● STATED EXERCISE:
In the data below, find every line that has the string "title", and copy it.

[begin LISTING]

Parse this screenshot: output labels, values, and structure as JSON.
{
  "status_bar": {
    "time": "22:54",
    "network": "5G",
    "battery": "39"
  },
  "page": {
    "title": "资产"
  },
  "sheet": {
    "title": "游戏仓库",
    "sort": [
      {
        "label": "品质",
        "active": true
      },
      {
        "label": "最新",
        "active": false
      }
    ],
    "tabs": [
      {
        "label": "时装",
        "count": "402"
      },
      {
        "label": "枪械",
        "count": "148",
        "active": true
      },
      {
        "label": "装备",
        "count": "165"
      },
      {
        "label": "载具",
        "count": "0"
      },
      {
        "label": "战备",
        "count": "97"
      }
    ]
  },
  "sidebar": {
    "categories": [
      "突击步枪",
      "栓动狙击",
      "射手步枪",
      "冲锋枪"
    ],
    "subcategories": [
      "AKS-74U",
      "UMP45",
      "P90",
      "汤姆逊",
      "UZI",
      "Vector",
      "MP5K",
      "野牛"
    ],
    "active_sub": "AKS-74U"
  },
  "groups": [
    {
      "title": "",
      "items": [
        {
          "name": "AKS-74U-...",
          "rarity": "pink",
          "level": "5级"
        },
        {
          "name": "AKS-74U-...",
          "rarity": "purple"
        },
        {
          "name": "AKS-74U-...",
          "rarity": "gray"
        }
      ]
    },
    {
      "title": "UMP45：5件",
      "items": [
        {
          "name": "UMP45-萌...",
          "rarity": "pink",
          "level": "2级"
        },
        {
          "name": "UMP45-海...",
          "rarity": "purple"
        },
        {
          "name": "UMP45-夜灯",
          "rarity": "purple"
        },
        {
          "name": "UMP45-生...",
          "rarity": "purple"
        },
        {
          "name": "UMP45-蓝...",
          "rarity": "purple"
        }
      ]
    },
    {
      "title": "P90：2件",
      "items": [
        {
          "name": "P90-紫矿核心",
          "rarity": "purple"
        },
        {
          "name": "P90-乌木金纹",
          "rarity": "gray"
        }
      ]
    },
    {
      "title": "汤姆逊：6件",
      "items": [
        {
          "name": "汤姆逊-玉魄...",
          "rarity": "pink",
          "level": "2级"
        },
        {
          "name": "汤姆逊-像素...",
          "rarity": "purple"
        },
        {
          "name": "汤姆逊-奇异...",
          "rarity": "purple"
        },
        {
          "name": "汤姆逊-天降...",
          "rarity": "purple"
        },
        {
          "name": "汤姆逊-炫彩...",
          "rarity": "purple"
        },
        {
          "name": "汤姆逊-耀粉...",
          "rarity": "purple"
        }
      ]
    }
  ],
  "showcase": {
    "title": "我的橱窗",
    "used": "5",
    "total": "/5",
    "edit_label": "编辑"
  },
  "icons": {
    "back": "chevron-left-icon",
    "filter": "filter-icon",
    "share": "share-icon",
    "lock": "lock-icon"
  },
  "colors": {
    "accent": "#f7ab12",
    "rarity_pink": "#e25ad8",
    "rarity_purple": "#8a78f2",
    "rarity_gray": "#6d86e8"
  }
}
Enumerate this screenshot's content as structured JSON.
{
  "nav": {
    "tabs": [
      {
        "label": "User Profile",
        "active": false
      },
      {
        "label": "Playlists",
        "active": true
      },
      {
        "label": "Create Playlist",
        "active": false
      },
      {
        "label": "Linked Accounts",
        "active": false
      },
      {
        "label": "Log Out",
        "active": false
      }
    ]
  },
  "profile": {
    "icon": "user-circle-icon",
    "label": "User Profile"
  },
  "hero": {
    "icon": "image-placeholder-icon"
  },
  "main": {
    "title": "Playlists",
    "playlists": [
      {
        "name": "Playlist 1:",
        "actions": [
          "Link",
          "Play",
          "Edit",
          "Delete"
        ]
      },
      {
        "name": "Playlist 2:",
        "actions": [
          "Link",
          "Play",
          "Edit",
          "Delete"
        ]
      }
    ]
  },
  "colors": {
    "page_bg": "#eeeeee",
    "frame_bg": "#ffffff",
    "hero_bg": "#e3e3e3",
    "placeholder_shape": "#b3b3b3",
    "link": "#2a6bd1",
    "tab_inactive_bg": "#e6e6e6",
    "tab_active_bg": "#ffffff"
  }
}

[end LISTING]

● REPLY:
    "title": "资产"
    "title": "游戏仓库",
      "title": "",
      "title": "UMP45：5件",
      "title": "P90：2件",
      "title": "汤姆逊：6件",
    "title": "我的橱窗",
    "title": "Playlists",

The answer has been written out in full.